### [Task prompt]
Copy down every line where the string "during" shows up.

## START

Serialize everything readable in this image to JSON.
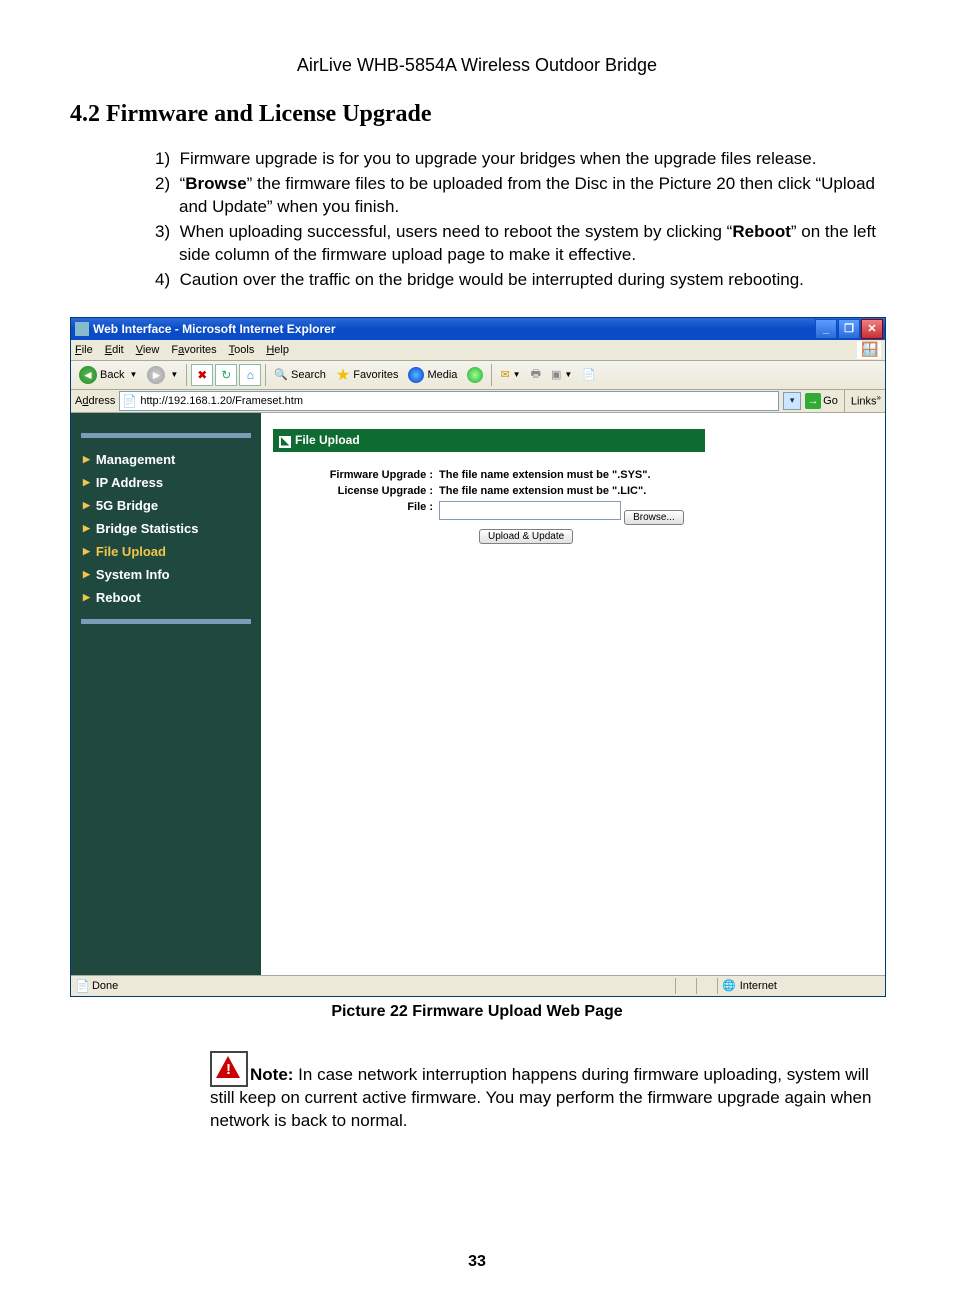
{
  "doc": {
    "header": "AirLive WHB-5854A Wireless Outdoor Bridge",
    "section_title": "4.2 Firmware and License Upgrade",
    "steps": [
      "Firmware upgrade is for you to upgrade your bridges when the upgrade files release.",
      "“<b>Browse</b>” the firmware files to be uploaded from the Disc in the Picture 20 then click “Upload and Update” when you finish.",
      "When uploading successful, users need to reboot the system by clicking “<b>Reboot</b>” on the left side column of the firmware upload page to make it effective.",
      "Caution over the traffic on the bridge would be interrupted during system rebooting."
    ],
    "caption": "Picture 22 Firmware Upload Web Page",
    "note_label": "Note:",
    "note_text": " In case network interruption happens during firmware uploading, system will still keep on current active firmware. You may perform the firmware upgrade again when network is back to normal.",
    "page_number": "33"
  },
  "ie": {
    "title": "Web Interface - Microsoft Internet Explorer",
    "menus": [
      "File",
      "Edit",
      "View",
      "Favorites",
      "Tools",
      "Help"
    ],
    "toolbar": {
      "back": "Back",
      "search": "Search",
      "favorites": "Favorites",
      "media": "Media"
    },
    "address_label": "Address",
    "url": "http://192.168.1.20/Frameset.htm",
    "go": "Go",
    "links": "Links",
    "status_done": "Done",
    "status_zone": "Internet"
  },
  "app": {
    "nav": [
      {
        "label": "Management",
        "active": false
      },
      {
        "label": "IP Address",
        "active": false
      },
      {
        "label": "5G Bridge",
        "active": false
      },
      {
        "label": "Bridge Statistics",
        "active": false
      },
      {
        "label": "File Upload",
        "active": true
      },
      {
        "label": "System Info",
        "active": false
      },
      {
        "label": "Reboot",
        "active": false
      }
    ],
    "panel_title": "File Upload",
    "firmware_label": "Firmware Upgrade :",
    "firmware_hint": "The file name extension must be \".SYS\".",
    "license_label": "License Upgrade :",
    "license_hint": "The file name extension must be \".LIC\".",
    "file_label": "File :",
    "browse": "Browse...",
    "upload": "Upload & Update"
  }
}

## END
## START

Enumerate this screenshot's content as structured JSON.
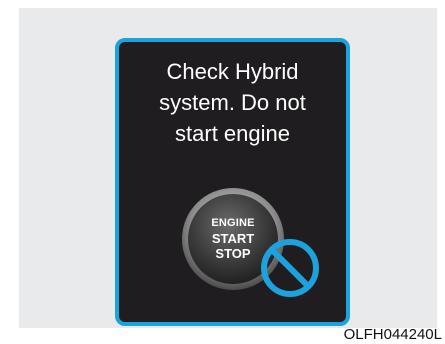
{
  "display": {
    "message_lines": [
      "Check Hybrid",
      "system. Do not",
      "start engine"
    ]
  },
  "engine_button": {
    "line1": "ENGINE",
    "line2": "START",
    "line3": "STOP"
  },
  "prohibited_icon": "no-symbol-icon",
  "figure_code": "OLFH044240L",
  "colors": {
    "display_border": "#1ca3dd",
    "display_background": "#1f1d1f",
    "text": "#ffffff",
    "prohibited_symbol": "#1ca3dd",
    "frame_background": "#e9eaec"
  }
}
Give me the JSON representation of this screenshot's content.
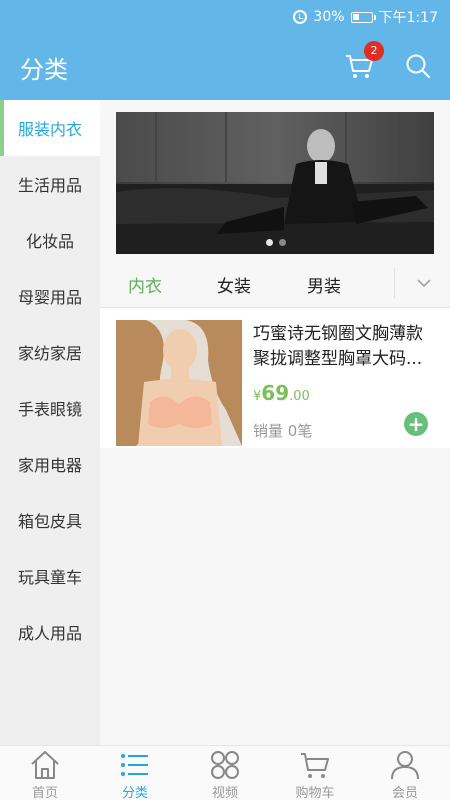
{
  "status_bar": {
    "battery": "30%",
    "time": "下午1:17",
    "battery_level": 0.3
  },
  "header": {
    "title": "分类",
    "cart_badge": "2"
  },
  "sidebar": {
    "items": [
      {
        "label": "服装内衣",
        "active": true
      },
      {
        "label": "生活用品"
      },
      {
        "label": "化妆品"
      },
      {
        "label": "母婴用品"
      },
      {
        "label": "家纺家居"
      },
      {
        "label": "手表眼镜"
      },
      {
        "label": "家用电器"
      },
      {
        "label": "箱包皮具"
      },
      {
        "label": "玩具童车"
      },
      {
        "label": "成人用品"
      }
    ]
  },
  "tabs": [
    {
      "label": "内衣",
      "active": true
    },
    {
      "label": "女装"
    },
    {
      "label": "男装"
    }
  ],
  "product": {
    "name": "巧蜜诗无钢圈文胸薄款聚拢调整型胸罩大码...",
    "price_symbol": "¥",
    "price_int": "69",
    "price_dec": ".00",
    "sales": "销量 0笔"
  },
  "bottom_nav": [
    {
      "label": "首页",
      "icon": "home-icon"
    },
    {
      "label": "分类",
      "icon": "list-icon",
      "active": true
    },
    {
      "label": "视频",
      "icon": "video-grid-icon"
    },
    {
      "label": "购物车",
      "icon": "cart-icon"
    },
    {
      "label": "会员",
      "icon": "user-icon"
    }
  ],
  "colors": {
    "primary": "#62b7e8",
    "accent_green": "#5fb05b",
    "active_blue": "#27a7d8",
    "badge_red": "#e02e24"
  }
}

## END

### [Completed exercise]
      "Caution over the traffic on the bridge would be interrupted during system rebooting."
    "note_text": " In case network interruption happens during firmware uploading, system will still keep on current active firmware. You may perform the firmware upgrade again when network is back to normal.",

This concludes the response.